■ Required task ■
Every entry below should be printed exactly, without its images.

[start Material for this exercise]

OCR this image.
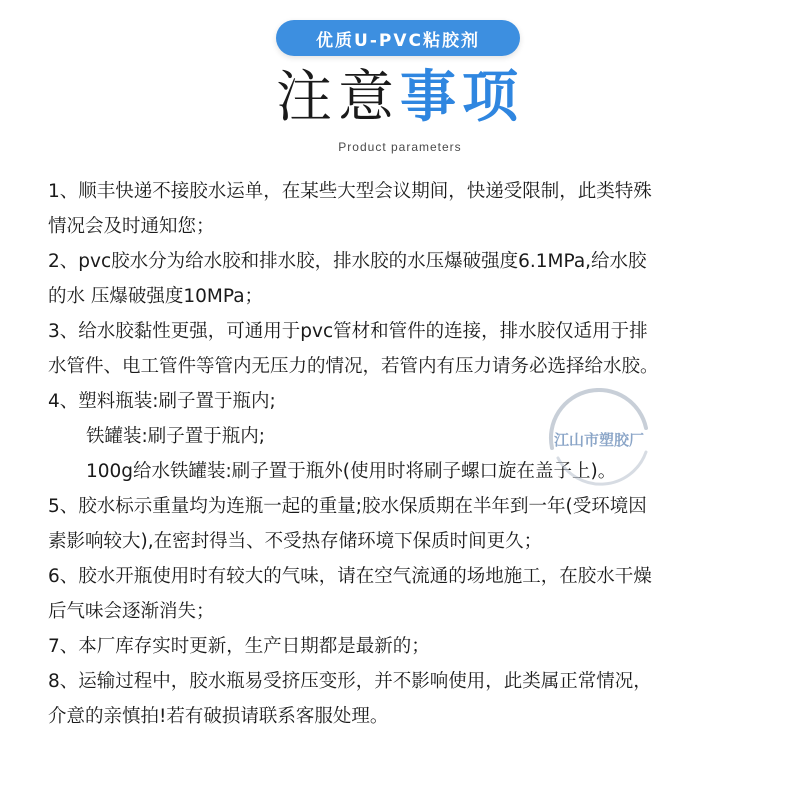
优质U-PVC粘胶剂
注意事项
Product parameters
1、顺丰快递不接胶水运单，在某些大型会议期间，快递受限制，此类特殊
情况会及时通知您；
2、pvc胶水分为给水胶和排水胶，排水胶的水压爆破强度6.1MPa,给水胶
的水 压爆破强度10MPa；
3、给水胶黏性更强，可通用于pvc管材和管件的连接，排水胶仅适用于排
水管件、电工管件等管内无压力的情况，若管内有压力请务必选择给水胶。
4、塑料瓶装:刷子置于瓶内;
铁罐装:刷子置于瓶内;
100g给水铁罐装:刷子置于瓶外(使用时将刷子螺口旋在盖子上)。
5、胶水标示重量均为连瓶一起的重量;胶水保质期在半年到一年(受环境因
素影响较大),在密封得当、不受热存储环境下保质时间更久；
6、胶水开瓶使用时有较大的气味，请在空气流通的场地施工，在胶水干燥
后气味会逐渐消失；
7、本厂库存实时更新，生产日期都是最新的；
8、运输过程中，胶水瓶易受挤压变形，并不影响使用，此类属正常情况，
介意的亲慎拍!若有破损请联系客服处理。
江山市塑胶厂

[end Material for this exercise]

■ Exercise result ■
OCR this image.
优质U-PVC粘胶剂
注意事项
Product parameters
1、顺丰快递不接胶水运单，在某些大型会议期间，快递受限制，此类特殊
情况会及时通知您；
2、pvc胶水分为给水胶和排水胶，排水胶的水压爆破强度6.1MPa,给水胶
的水 压爆破强度10MPa；
3、给水胶黏性更强，可通用于pvc管材和管件的连接，排水胶仅适用于排
水管件、电工管件等管内无压力的情况，若管内有压力请务必选择给水胶。
4、塑料瓶装:刷子置于瓶内;
铁罐装:刷子置于瓶内;
100g给水铁罐装:刷子置于瓶外(使用时将刷子螺口旋在盖子上)。
5、胶水标示重量均为连瓶一起的重量;胶水保质期在半年到一年(受环境因
素影响较大),在密封得当、不受热存储环境下保质时间更久；
6、胶水开瓶使用时有较大的气味，请在空气流通的场地施工，在胶水干燥
后气味会逐渐消失；
7、本厂库存实时更新，生产日期都是最新的；
8、运输过程中，胶水瓶易受挤压变形，并不影响使用，此类属正常情况，
介意的亲慎拍!若有破损请联系客服处理。
江山市塑胶厂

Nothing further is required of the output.